● Stated problem: Look through the listing and locate every line containing the word "JSON"; copy those lines.

● Extracted data:
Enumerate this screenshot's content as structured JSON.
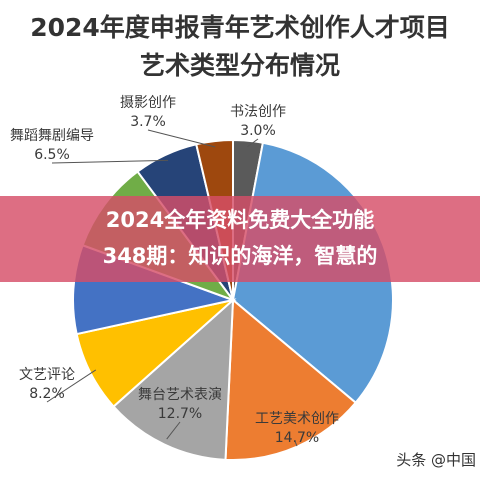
{
  "chart_data": {
    "type": "pie",
    "title_lines": [
      "2024年度申报青年艺术创作人才项目",
      "艺术类型分布情况"
    ],
    "slices": [
      {
        "label": "书法创作",
        "value": 3.0,
        "value_text": "3.0%",
        "color": "#5a5a5a"
      },
      {
        "label": "",
        "value": 33.2,
        "value_text": "",
        "color": "#5b9bd5"
      },
      {
        "label": "工艺美术创作",
        "value": 14.7,
        "value_text": "14.7%",
        "color": "#ed7d31"
      },
      {
        "label": "舞台艺术表演",
        "value": 12.7,
        "value_text": "12.7%",
        "color": "#a5a5a5"
      },
      {
        "label": "文艺评论",
        "value": 8.2,
        "value_text": "8.2%",
        "color": "#ffc000"
      },
      {
        "label": "",
        "value": 9.0,
        "value_text": "",
        "color": "#4472c4"
      },
      {
        "label": "",
        "value": 9.3,
        "value_text": "",
        "color": "#70ad47"
      },
      {
        "label": "舞蹈舞剧编导",
        "value": 6.5,
        "value_text": "6.5%",
        "color": "#264478"
      },
      {
        "label": "摄影创作",
        "value": 3.7,
        "value_text": "3.7%",
        "color": "#9e480e"
      }
    ]
  },
  "overlay": {
    "line1": "2024全年资料免费大全功能",
    "line2": "348期：知识的海洋，智慧的"
  },
  "watermark": "头条 @中国"
}
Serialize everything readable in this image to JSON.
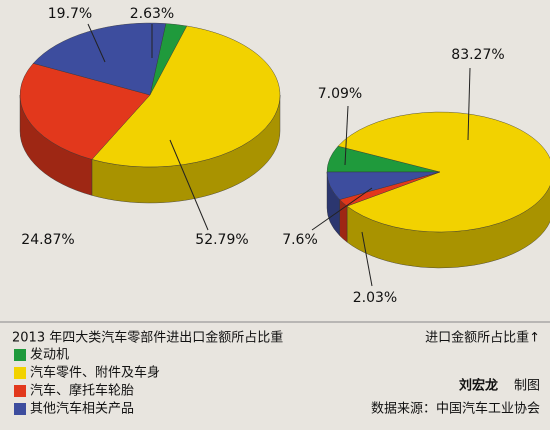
{
  "chart_data": {
    "type": "pie3d",
    "title": "2013 年四大类汽车零部件进出口金额所占比重",
    "categories": [
      "发动机",
      "汽车零件、附件及车身",
      "汽车、摩托车轮胎",
      "其他汽车相关产品"
    ],
    "colors": [
      "#1f9a3c",
      "#f2d200",
      "#e2381c",
      "#3d4d9e"
    ],
    "series": [
      {
        "values": [
          2.63,
          52.79,
          24.87,
          19.7
        ],
        "value_labels": [
          "2.63%",
          "52.79%",
          "24.87%",
          "19.7%"
        ]
      },
      {
        "name": "进口金额所占比重↑",
        "values": [
          7.09,
          83.27,
          2.03,
          7.6
        ],
        "value_labels": [
          "7.09%",
          "83.27%",
          "2.03%",
          "7.6%"
        ]
      }
    ]
  },
  "credit": {
    "author": "刘宏龙",
    "label": "制图"
  },
  "source": "数据来源：中国汽车工业协会"
}
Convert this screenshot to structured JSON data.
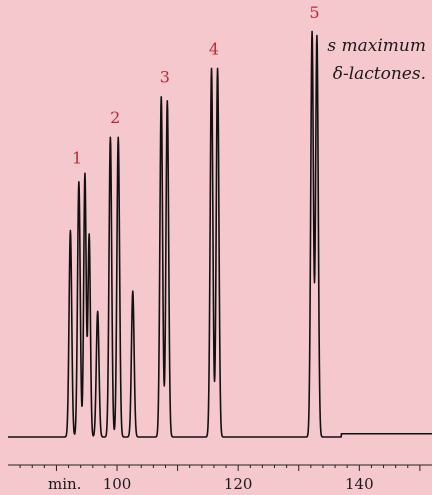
{
  "caption": {
    "line1": "s maximum",
    "line2": "δ-lactones."
  },
  "chart_data": {
    "type": "line",
    "title": "",
    "xlabel": "",
    "ylabel": "",
    "x_unit_label": "min.",
    "xlim": [
      82,
      152
    ],
    "ylim": [
      0,
      1
    ],
    "x_ticks": [
      100,
      120,
      140
    ],
    "tick_labels": [
      "100",
      "120",
      "140"
    ],
    "grid": false,
    "baseline": 0.0,
    "peaks": [
      {
        "x": 92.3,
        "y": 0.51,
        "w": 0.22
      },
      {
        "x": 93.7,
        "y": 0.63,
        "w": 0.22
      },
      {
        "x": 94.7,
        "y": 0.65,
        "w": 0.2
      },
      {
        "x": 95.4,
        "y": 0.5,
        "w": 0.2
      },
      {
        "x": 96.8,
        "y": 0.31,
        "w": 0.22
      },
      {
        "x": 98.9,
        "y": 0.74,
        "w": 0.22
      },
      {
        "x": 100.2,
        "y": 0.74,
        "w": 0.22
      },
      {
        "x": 102.6,
        "y": 0.36,
        "w": 0.22
      },
      {
        "x": 107.3,
        "y": 0.84,
        "w": 0.22
      },
      {
        "x": 108.3,
        "y": 0.83,
        "w": 0.22
      },
      {
        "x": 115.6,
        "y": 0.91,
        "w": 0.22
      },
      {
        "x": 116.6,
        "y": 0.91,
        "w": 0.22
      },
      {
        "x": 132.2,
        "y": 1.0,
        "w": 0.22
      },
      {
        "x": 133.0,
        "y": 0.99,
        "w": 0.22
      }
    ],
    "annotations": [
      {
        "label": "1",
        "x": 93.4,
        "y": 0.67
      },
      {
        "label": "2",
        "x": 99.7,
        "y": 0.77
      },
      {
        "label": "3",
        "x": 107.9,
        "y": 0.87
      },
      {
        "label": "4",
        "x": 116.0,
        "y": 0.94
      },
      {
        "label": "5",
        "x": 132.6,
        "y": 1.03
      }
    ]
  }
}
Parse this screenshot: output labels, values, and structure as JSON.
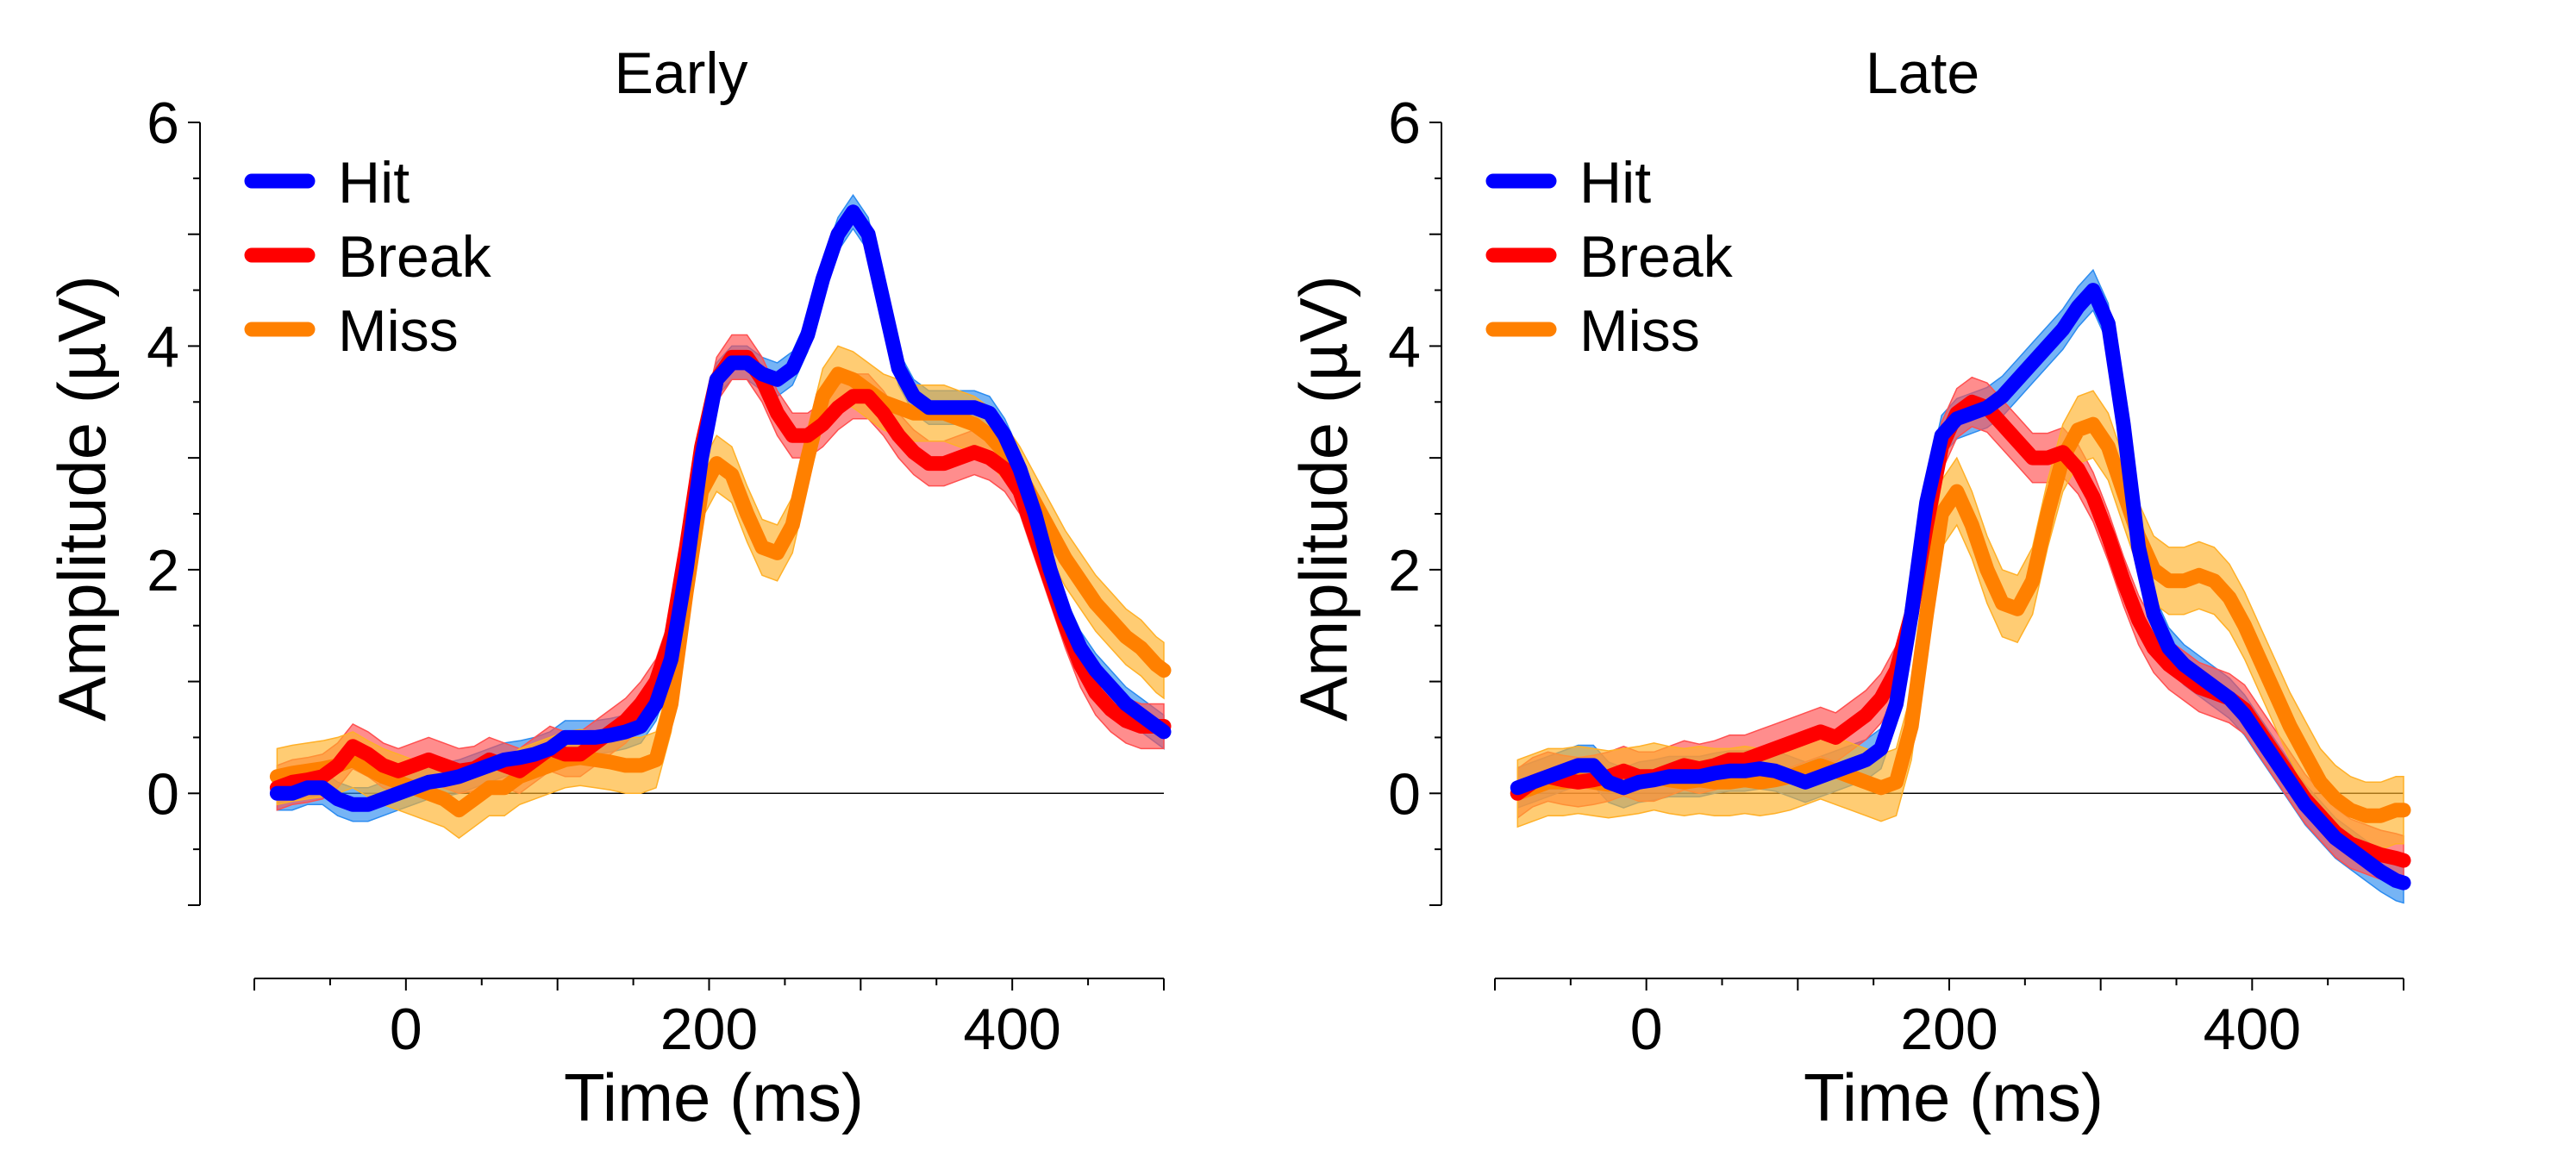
{
  "chart_data": [
    {
      "type": "line",
      "title": "Early",
      "xlabel": "Time (ms)",
      "ylabel": "Amplitude (µV)",
      "xlim": [
        -100,
        500
      ],
      "ylim": [
        -1,
        6
      ],
      "xticks": [
        0,
        200,
        400
      ],
      "xtick_labels": [
        "0",
        "200",
        "400"
      ],
      "yticks": [
        0,
        2,
        4,
        6
      ],
      "ytick_labels": [
        "0",
        "2",
        "4",
        "6"
      ],
      "zero_line": true,
      "shaded_error_bands": true,
      "legend": "top-left",
      "series": [
        {
          "name": "Hit",
          "color": "#0000ff",
          "band_color": "#2c8cf0",
          "x": [
            -85,
            -75,
            -65,
            -55,
            -45,
            -35,
            -25,
            -15,
            -5,
            5,
            15,
            25,
            35,
            45,
            55,
            65,
            75,
            85,
            95,
            105,
            115,
            125,
            135,
            145,
            155,
            165,
            175,
            185,
            195,
            205,
            215,
            225,
            235,
            245,
            255,
            265,
            275,
            285,
            295,
            305,
            315,
            325,
            335,
            345,
            355,
            365,
            375,
            385,
            395,
            405,
            415,
            425,
            435,
            445,
            455,
            465,
            475,
            485,
            495,
            500
          ],
          "y": [
            0.0,
            0.0,
            0.05,
            0.05,
            -0.05,
            -0.1,
            -0.1,
            -0.05,
            0.0,
            0.05,
            0.1,
            0.12,
            0.15,
            0.2,
            0.25,
            0.3,
            0.32,
            0.35,
            0.4,
            0.5,
            0.5,
            0.5,
            0.52,
            0.55,
            0.6,
            0.8,
            1.2,
            2.0,
            3.0,
            3.7,
            3.85,
            3.85,
            3.75,
            3.7,
            3.8,
            4.1,
            4.6,
            5.0,
            5.2,
            5.0,
            4.4,
            3.8,
            3.55,
            3.45,
            3.45,
            3.45,
            3.45,
            3.4,
            3.2,
            2.9,
            2.5,
            2.0,
            1.6,
            1.3,
            1.1,
            0.95,
            0.8,
            0.7,
            0.6,
            0.55
          ],
          "error": 0.15
        },
        {
          "name": "Break",
          "color": "#ff0000",
          "band_color": "#ff5050",
          "x": [
            -85,
            -75,
            -65,
            -55,
            -45,
            -35,
            -25,
            -15,
            -5,
            5,
            15,
            25,
            35,
            45,
            55,
            65,
            75,
            85,
            95,
            105,
            115,
            125,
            135,
            145,
            155,
            165,
            175,
            185,
            195,
            205,
            215,
            225,
            235,
            245,
            255,
            265,
            275,
            285,
            295,
            305,
            315,
            325,
            335,
            345,
            355,
            365,
            375,
            385,
            395,
            405,
            415,
            425,
            435,
            445,
            455,
            465,
            475,
            485,
            495,
            500
          ],
          "y": [
            0.05,
            0.1,
            0.12,
            0.15,
            0.25,
            0.42,
            0.35,
            0.25,
            0.2,
            0.25,
            0.3,
            0.25,
            0.2,
            0.22,
            0.3,
            0.25,
            0.2,
            0.3,
            0.4,
            0.35,
            0.35,
            0.45,
            0.55,
            0.65,
            0.8,
            1.0,
            1.4,
            2.2,
            3.1,
            3.7,
            3.9,
            3.9,
            3.7,
            3.4,
            3.2,
            3.2,
            3.3,
            3.45,
            3.55,
            3.55,
            3.4,
            3.2,
            3.05,
            2.95,
            2.95,
            3.0,
            3.05,
            3.0,
            2.9,
            2.7,
            2.3,
            1.9,
            1.5,
            1.15,
            0.9,
            0.75,
            0.65,
            0.6,
            0.6,
            0.6
          ],
          "error": 0.2
        },
        {
          "name": "Miss",
          "color": "#ff8000",
          "band_color": "#ffb028",
          "x": [
            -85,
            -75,
            -65,
            -55,
            -45,
            -35,
            -25,
            -15,
            -5,
            5,
            15,
            25,
            35,
            45,
            55,
            65,
            75,
            85,
            95,
            105,
            115,
            125,
            135,
            145,
            155,
            165,
            175,
            185,
            195,
            205,
            215,
            225,
            235,
            245,
            255,
            265,
            275,
            285,
            295,
            305,
            315,
            325,
            335,
            345,
            355,
            365,
            375,
            385,
            395,
            405,
            415,
            425,
            435,
            445,
            455,
            465,
            475,
            485,
            495,
            500
          ],
          "y": [
            0.15,
            0.18,
            0.2,
            0.22,
            0.25,
            0.3,
            0.22,
            0.15,
            0.1,
            0.05,
            0.0,
            -0.05,
            -0.15,
            -0.05,
            0.05,
            0.05,
            0.15,
            0.2,
            0.25,
            0.3,
            0.32,
            0.3,
            0.28,
            0.25,
            0.25,
            0.3,
            0.8,
            1.8,
            2.7,
            2.95,
            2.85,
            2.5,
            2.2,
            2.15,
            2.4,
            3.0,
            3.55,
            3.75,
            3.7,
            3.6,
            3.5,
            3.45,
            3.4,
            3.4,
            3.4,
            3.35,
            3.3,
            3.2,
            3.05,
            2.85,
            2.6,
            2.35,
            2.1,
            1.9,
            1.7,
            1.55,
            1.4,
            1.3,
            1.15,
            1.1
          ],
          "error": 0.25
        }
      ]
    },
    {
      "type": "line",
      "title": "Late",
      "xlabel": "Time (ms)",
      "ylabel": "Amplitude (µV)",
      "xlim": [
        -100,
        500
      ],
      "ylim": [
        -1,
        6
      ],
      "xticks": [
        0,
        200,
        400
      ],
      "xtick_labels": [
        "0",
        "200",
        "400"
      ],
      "yticks": [
        0,
        2,
        4,
        6
      ],
      "ytick_labels": [
        "0",
        "2",
        "4",
        "6"
      ],
      "zero_line": true,
      "shaded_error_bands": true,
      "legend": "top-left",
      "series": [
        {
          "name": "Hit",
          "color": "#0000ff",
          "band_color": "#2c8cf0",
          "x": [
            -85,
            -75,
            -65,
            -55,
            -45,
            -35,
            -25,
            -15,
            -5,
            5,
            15,
            25,
            35,
            45,
            55,
            65,
            75,
            85,
            95,
            105,
            115,
            125,
            135,
            145,
            155,
            165,
            175,
            185,
            195,
            205,
            215,
            225,
            235,
            245,
            255,
            265,
            275,
            285,
            295,
            305,
            315,
            325,
            335,
            345,
            355,
            365,
            375,
            385,
            395,
            405,
            415,
            425,
            435,
            445,
            455,
            465,
            475,
            485,
            495,
            500
          ],
          "y": [
            0.05,
            0.1,
            0.15,
            0.2,
            0.25,
            0.25,
            0.1,
            0.05,
            0.1,
            0.12,
            0.15,
            0.15,
            0.15,
            0.18,
            0.2,
            0.2,
            0.22,
            0.2,
            0.15,
            0.1,
            0.15,
            0.2,
            0.25,
            0.3,
            0.4,
            0.8,
            1.6,
            2.6,
            3.2,
            3.35,
            3.4,
            3.45,
            3.55,
            3.7,
            3.85,
            4.0,
            4.15,
            4.35,
            4.5,
            4.2,
            3.3,
            2.2,
            1.6,
            1.3,
            1.15,
            1.05,
            0.95,
            0.85,
            0.7,
            0.5,
            0.3,
            0.1,
            -0.1,
            -0.25,
            -0.4,
            -0.5,
            -0.6,
            -0.7,
            -0.78,
            -0.8
          ],
          "error": 0.18
        },
        {
          "name": "Break",
          "color": "#ff0000",
          "band_color": "#ff5050",
          "x": [
            -85,
            -75,
            -65,
            -55,
            -45,
            -35,
            -25,
            -15,
            -5,
            5,
            15,
            25,
            35,
            45,
            55,
            65,
            75,
            85,
            95,
            105,
            115,
            125,
            135,
            145,
            155,
            165,
            175,
            185,
            195,
            205,
            215,
            225,
            235,
            245,
            255,
            265,
            275,
            285,
            295,
            305,
            315,
            325,
            335,
            345,
            355,
            365,
            375,
            385,
            395,
            405,
            415,
            425,
            435,
            445,
            455,
            465,
            475,
            485,
            495,
            500
          ],
          "y": [
            0.0,
            0.1,
            0.15,
            0.12,
            0.1,
            0.12,
            0.15,
            0.2,
            0.15,
            0.15,
            0.2,
            0.25,
            0.22,
            0.25,
            0.3,
            0.3,
            0.35,
            0.4,
            0.45,
            0.5,
            0.55,
            0.5,
            0.6,
            0.7,
            0.85,
            1.1,
            1.6,
            2.4,
            3.1,
            3.4,
            3.5,
            3.45,
            3.3,
            3.15,
            3.0,
            3.0,
            3.05,
            2.9,
            2.65,
            2.3,
            1.9,
            1.55,
            1.3,
            1.15,
            1.05,
            0.95,
            0.9,
            0.85,
            0.75,
            0.55,
            0.35,
            0.15,
            -0.05,
            -0.2,
            -0.35,
            -0.45,
            -0.5,
            -0.55,
            -0.58,
            -0.6
          ],
          "error": 0.22
        },
        {
          "name": "Miss",
          "color": "#ff8000",
          "band_color": "#ffb028",
          "x": [
            -85,
            -75,
            -65,
            -55,
            -45,
            -35,
            -25,
            -15,
            -5,
            5,
            15,
            25,
            35,
            45,
            55,
            65,
            75,
            85,
            95,
            105,
            115,
            125,
            135,
            145,
            155,
            165,
            175,
            185,
            195,
            205,
            215,
            225,
            235,
            245,
            255,
            265,
            275,
            285,
            295,
            305,
            315,
            325,
            335,
            345,
            355,
            365,
            375,
            385,
            395,
            405,
            415,
            425,
            435,
            445,
            455,
            465,
            475,
            485,
            495,
            500
          ],
          "y": [
            0.0,
            0.05,
            0.1,
            0.1,
            0.12,
            0.1,
            0.08,
            0.1,
            0.12,
            0.15,
            0.12,
            0.1,
            0.12,
            0.1,
            0.1,
            0.12,
            0.1,
            0.12,
            0.15,
            0.2,
            0.25,
            0.2,
            0.15,
            0.1,
            0.05,
            0.1,
            0.6,
            1.6,
            2.5,
            2.7,
            2.4,
            2.0,
            1.7,
            1.65,
            1.9,
            2.5,
            3.0,
            3.25,
            3.3,
            3.1,
            2.7,
            2.3,
            2.0,
            1.9,
            1.9,
            1.95,
            1.9,
            1.75,
            1.5,
            1.2,
            0.9,
            0.6,
            0.35,
            0.1,
            -0.05,
            -0.15,
            -0.2,
            -0.2,
            -0.15,
            -0.15
          ],
          "error": 0.3
        }
      ]
    }
  ]
}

● Result below:
Enumerate this screenshot's content as structured JSON.
Serialize everything readable in this image to JSON.
Convert this screenshot to structured JSON data.
Parse this screenshot: output labels, values, and structure as JSON.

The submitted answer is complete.